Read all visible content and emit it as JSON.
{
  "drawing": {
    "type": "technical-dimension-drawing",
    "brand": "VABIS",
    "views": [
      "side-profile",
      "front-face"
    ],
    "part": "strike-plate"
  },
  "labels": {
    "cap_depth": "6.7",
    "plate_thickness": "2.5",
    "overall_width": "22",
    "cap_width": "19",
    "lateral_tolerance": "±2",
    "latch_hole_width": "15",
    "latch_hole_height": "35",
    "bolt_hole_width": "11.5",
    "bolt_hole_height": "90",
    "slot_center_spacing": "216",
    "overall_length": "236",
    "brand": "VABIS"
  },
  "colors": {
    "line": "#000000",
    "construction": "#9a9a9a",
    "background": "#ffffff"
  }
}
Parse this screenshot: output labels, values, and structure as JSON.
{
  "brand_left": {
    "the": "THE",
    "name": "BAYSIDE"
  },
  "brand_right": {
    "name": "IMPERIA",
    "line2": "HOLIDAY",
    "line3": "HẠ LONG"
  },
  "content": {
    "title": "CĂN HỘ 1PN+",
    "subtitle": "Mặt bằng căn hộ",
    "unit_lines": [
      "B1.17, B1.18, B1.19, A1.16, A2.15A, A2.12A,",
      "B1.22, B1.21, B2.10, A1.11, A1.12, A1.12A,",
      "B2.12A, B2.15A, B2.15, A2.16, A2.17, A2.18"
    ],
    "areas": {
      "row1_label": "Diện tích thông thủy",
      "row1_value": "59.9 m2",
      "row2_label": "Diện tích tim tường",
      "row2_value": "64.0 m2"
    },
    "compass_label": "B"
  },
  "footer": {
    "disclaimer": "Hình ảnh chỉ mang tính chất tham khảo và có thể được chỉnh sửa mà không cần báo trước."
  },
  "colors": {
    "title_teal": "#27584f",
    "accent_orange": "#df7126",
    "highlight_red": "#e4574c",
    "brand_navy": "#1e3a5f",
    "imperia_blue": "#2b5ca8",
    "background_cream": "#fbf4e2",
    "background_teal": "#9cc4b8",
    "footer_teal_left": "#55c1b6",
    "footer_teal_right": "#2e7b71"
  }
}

§ §

• **STATED GOAL**:
Determine how many lines include the string "labels". Give no answer but the number.

• **WRITTEN ANSWER**:
2